WHAT THE EXERCISE ASKS>
Extract the whole listing as it stands. Do not include the pictures.

(Data records)
◆ ◆ ◆ ◆ ◆
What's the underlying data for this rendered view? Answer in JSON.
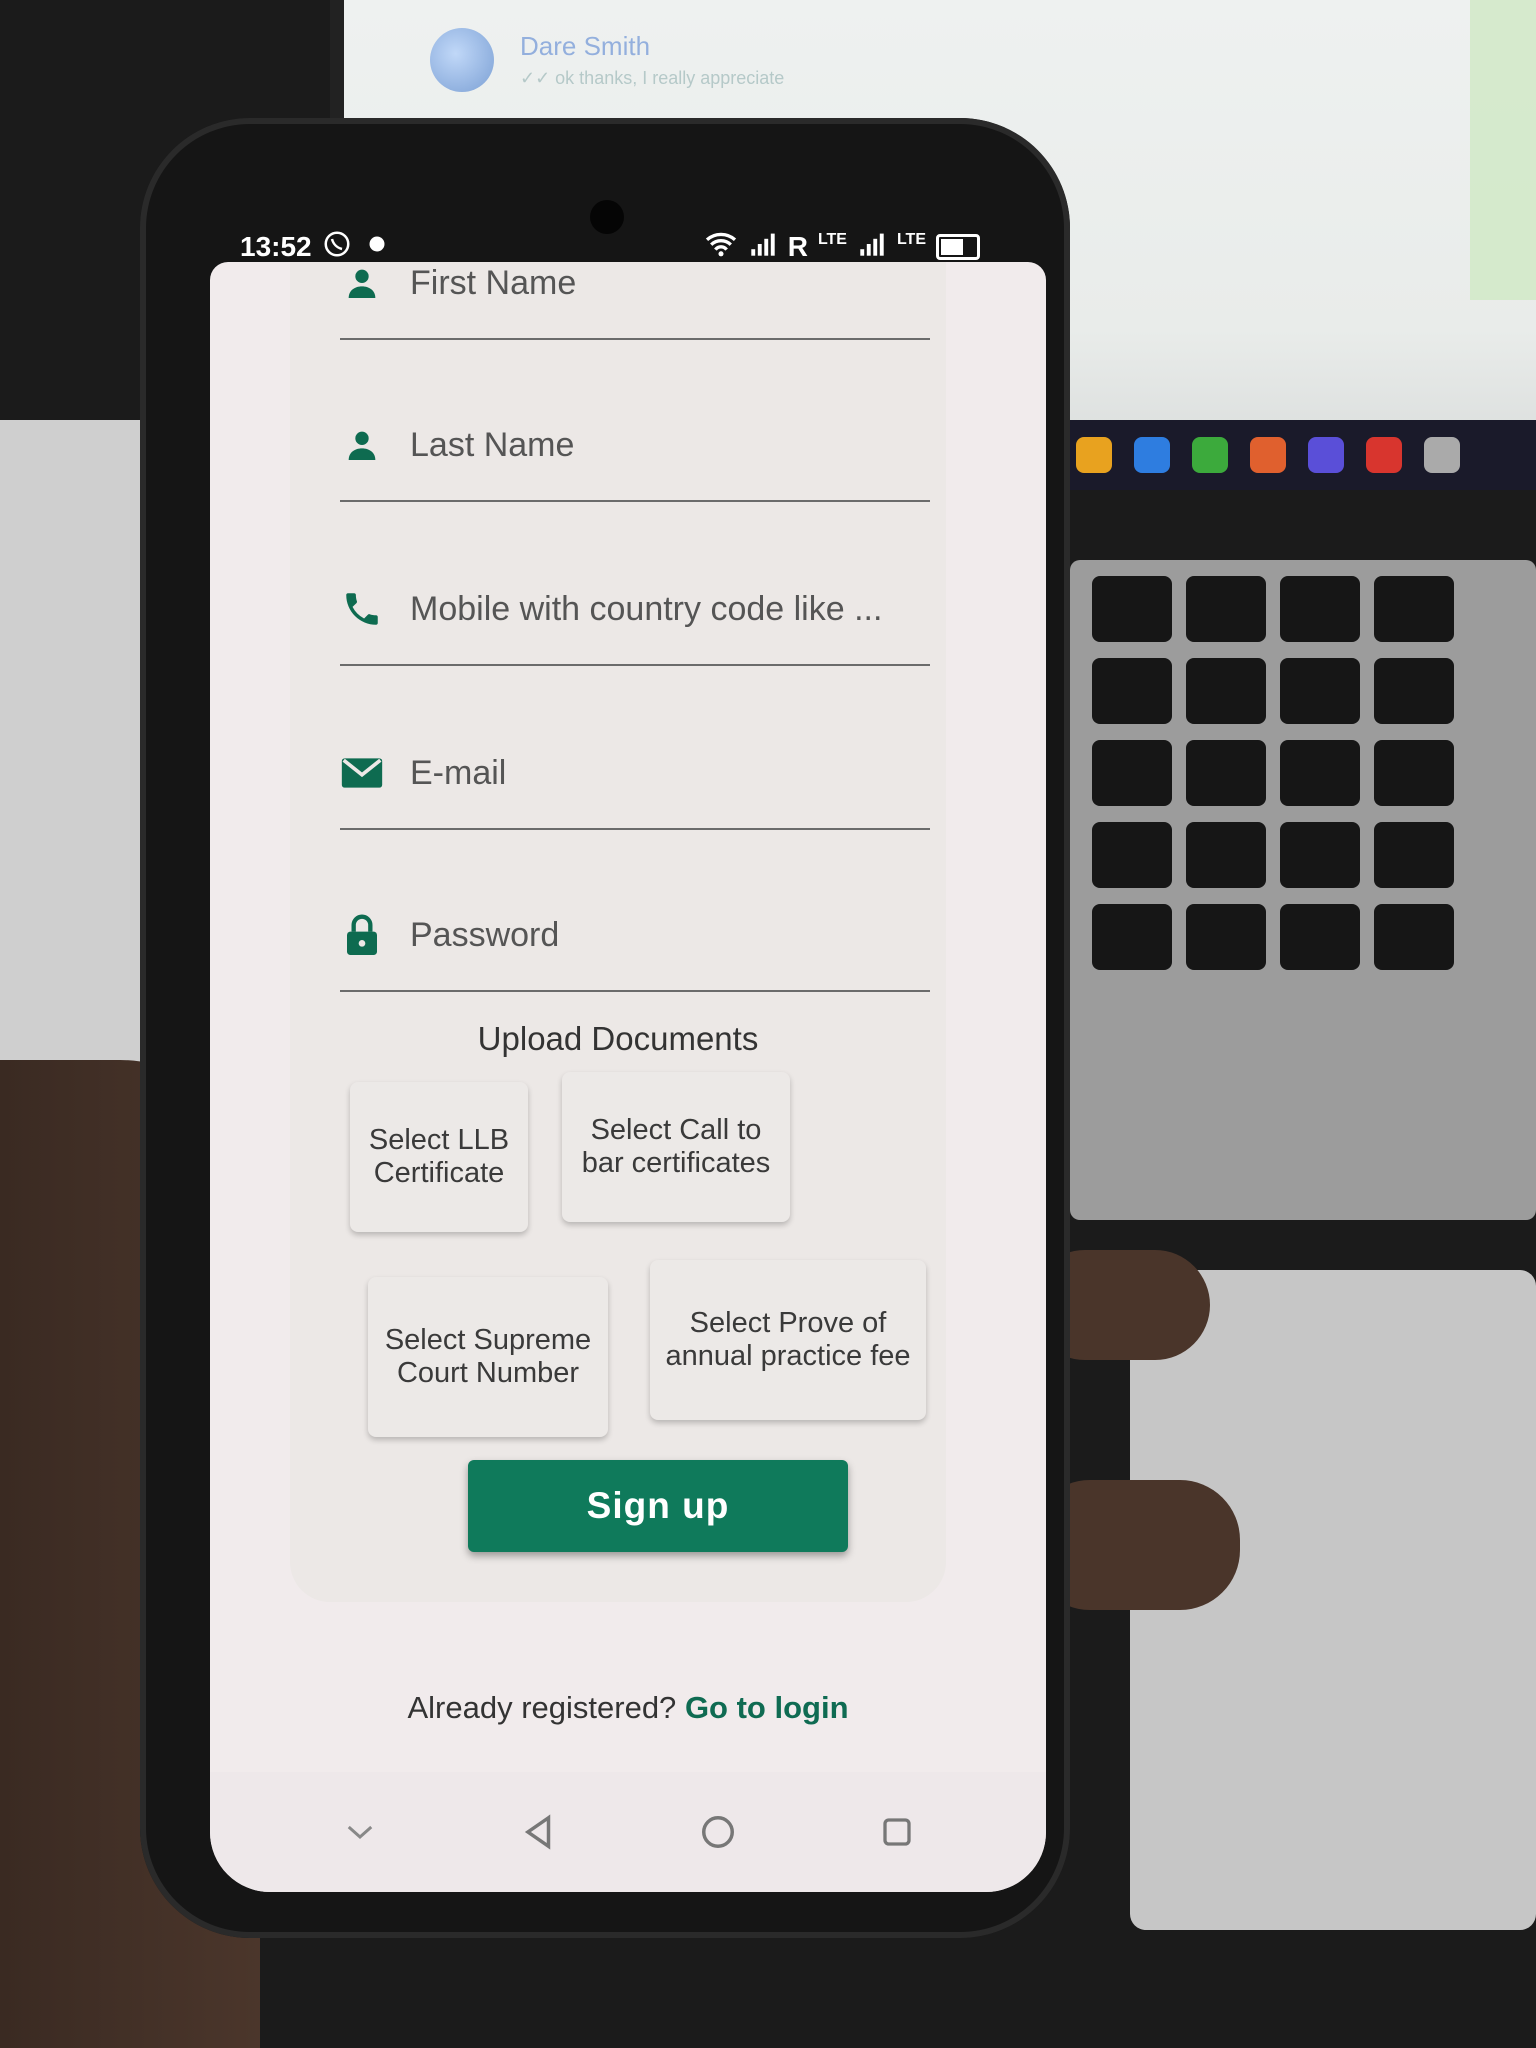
{
  "status_bar": {
    "time": "13:52",
    "network": "R",
    "lte_1": "LTE",
    "lte_2": "LTE"
  },
  "background": {
    "chat_contact_name": "Dare Smith",
    "chat_contact_preview": "✓✓ ok thanks, I really appreciate"
  },
  "form": {
    "fields": [
      {
        "label": "First Name",
        "icon": "person-icon"
      },
      {
        "label": "Last Name",
        "icon": "person-icon"
      },
      {
        "label": "Mobile with country code like ...",
        "icon": "phone-icon"
      },
      {
        "label": "E-mail",
        "icon": "mail-icon"
      },
      {
        "label": "Password",
        "icon": "lock-icon"
      }
    ],
    "upload_title": "Upload Documents",
    "documents": [
      "Select LLB Certificate",
      "Select Call to bar certificates",
      "Select Supreme Court Number",
      "Select Prove of annual practice fee"
    ],
    "signup_label": "Sign up"
  },
  "footer": {
    "prompt": "Already registered?",
    "login_link": "Go to login"
  },
  "nav": {
    "icons": [
      "chevron-down-icon",
      "back-icon",
      "home-icon",
      "recents-icon"
    ]
  },
  "colors": {
    "accent": "#0f7a5b",
    "icon": "#0e6b50",
    "screen_bg": "#f1ebec"
  }
}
◆ ◆ ◆ ◆ ◆
CORRECT RESULT>
What's the underlying data for this rendered view? Answer in JSON.
{
  "status_bar": {
    "time": "13:52",
    "network": "R",
    "lte_1": "LTE",
    "lte_2": "LTE"
  },
  "background": {
    "chat_contact_name": "Dare Smith",
    "chat_contact_preview": "✓✓ ok thanks, I really appreciate"
  },
  "form": {
    "fields": [
      {
        "label": "First Name",
        "icon": "person-icon"
      },
      {
        "label": "Last Name",
        "icon": "person-icon"
      },
      {
        "label": "Mobile with country code like ...",
        "icon": "phone-icon"
      },
      {
        "label": "E-mail",
        "icon": "mail-icon"
      },
      {
        "label": "Password",
        "icon": "lock-icon"
      }
    ],
    "upload_title": "Upload Documents",
    "documents": [
      "Select LLB Certificate",
      "Select Call to bar certificates",
      "Select Supreme Court Number",
      "Select Prove of annual practice fee"
    ],
    "signup_label": "Sign up"
  },
  "footer": {
    "prompt": "Already registered?",
    "login_link": "Go to login"
  },
  "nav": {
    "icons": [
      "chevron-down-icon",
      "back-icon",
      "home-icon",
      "recents-icon"
    ]
  },
  "colors": {
    "accent": "#0f7a5b",
    "icon": "#0e6b50",
    "screen_bg": "#f1ebec"
  }
}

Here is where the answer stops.